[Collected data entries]
------------------------------------

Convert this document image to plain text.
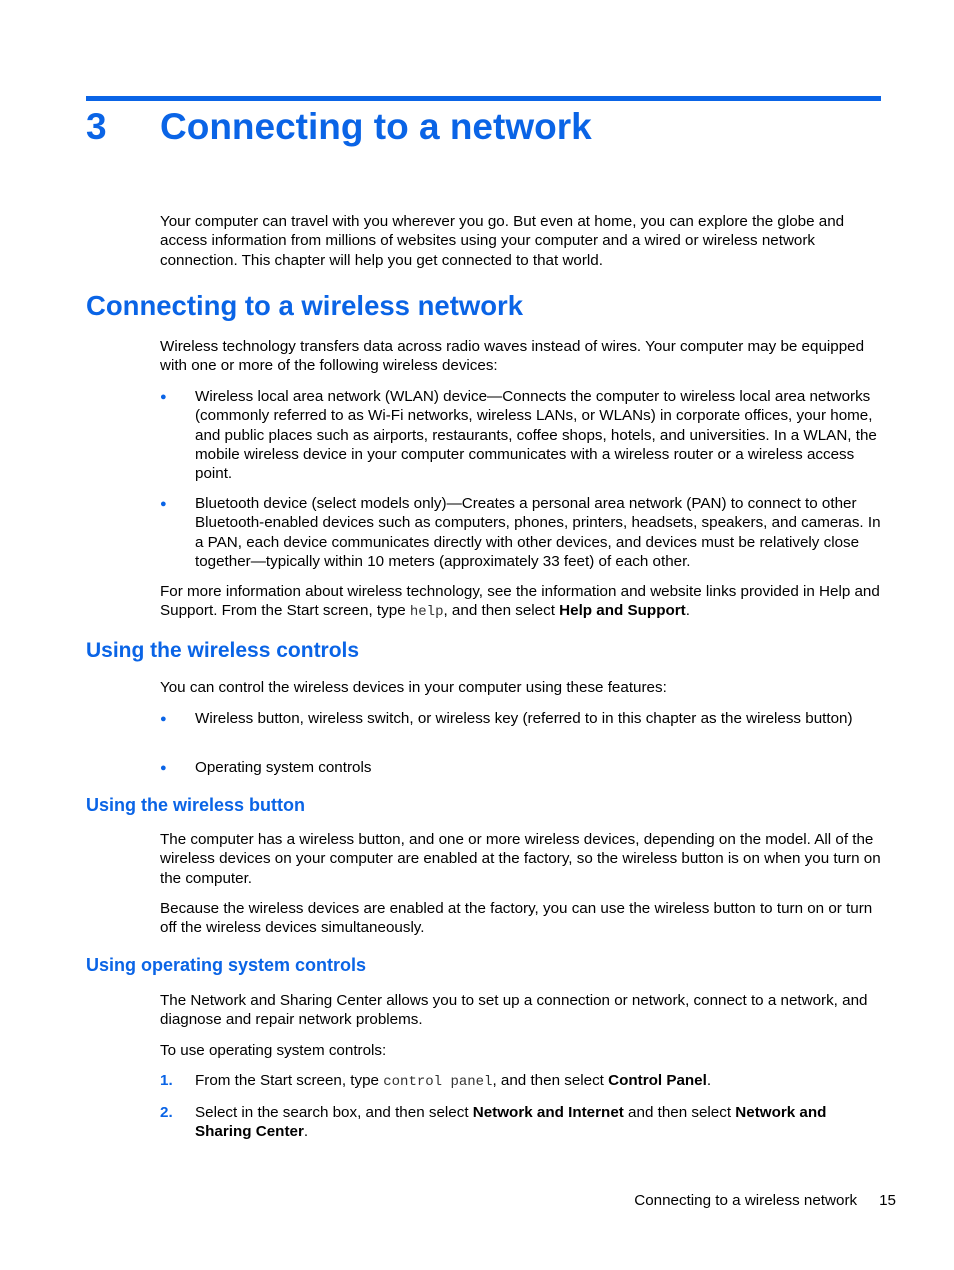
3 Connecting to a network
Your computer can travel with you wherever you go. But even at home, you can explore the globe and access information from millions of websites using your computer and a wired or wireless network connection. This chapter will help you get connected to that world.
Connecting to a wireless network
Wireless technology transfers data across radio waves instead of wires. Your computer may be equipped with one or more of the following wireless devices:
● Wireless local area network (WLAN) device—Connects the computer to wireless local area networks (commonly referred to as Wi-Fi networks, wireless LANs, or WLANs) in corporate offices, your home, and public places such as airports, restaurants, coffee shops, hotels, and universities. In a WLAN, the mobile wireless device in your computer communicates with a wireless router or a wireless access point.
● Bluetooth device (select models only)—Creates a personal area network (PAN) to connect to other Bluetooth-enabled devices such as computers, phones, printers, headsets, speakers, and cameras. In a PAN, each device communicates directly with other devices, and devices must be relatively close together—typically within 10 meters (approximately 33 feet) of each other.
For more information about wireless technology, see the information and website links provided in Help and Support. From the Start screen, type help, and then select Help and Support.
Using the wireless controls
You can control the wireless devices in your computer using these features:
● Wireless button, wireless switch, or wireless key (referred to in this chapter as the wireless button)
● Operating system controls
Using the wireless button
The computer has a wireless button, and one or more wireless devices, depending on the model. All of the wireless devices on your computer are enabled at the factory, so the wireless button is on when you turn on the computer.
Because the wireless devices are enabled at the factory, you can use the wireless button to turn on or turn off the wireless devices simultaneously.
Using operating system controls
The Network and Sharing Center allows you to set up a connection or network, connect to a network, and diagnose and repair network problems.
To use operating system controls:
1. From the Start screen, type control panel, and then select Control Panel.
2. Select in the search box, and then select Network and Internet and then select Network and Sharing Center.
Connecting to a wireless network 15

------------------------------------

* WRITTEN REQUEST *
Repeat the records word for word. Any picture in them should be left out.

* THE COMPLETED TASK *
Convert this document image to plain text.
3 Connecting to a network
Your computer can travel with you wherever you go. But even at home, you can explore the globe and access information from millions of websites using your computer and a wired or wireless network connection. This chapter will help you get connected to that world.
Connecting to a wireless network
Wireless technology transfers data across radio waves instead of wires. Your computer may be equipped with one or more of the following wireless devices:
● Wireless local area network (WLAN) device—Connects the computer to wireless local area networks (commonly referred to as Wi-Fi networks, wireless LANs, or WLANs) in corporate offices, your home, and public places such as airports, restaurants, coffee shops, hotels, and universities. In a WLAN, the mobile wireless device in your computer communicates with a wireless router or a wireless access point.
● Bluetooth device (select models only)—Creates a personal area network (PAN) to connect to other Bluetooth-enabled devices such as computers, phones, printers, headsets, speakers, and cameras. In a PAN, each device communicates directly with other devices, and devices must be relatively close together—typically within 10 meters (approximately 33 feet) of each other.
For more information about wireless technology, see the information and website links provided in Help and Support. From the Start screen, type help, and then select Help and Support.
Using the wireless controls
You can control the wireless devices in your computer using these features:
● Wireless button, wireless switch, or wireless key (referred to in this chapter as the wireless button)
● Operating system controls
Using the wireless button
The computer has a wireless button, and one or more wireless devices, depending on the model. All of the wireless devices on your computer are enabled at the factory, so the wireless button is on when you turn on the computer.
Because the wireless devices are enabled at the factory, you can use the wireless button to turn on or turn off the wireless devices simultaneously.
Using operating system controls
The Network and Sharing Center allows you to set up a connection or network, connect to a network, and diagnose and repair network problems.
To use operating system controls:
1. From the Start screen, type control panel, and then select Control Panel.
2. Select in the search box, and then select Network and Internet and then select Network and Sharing Center.
Connecting to a wireless network 15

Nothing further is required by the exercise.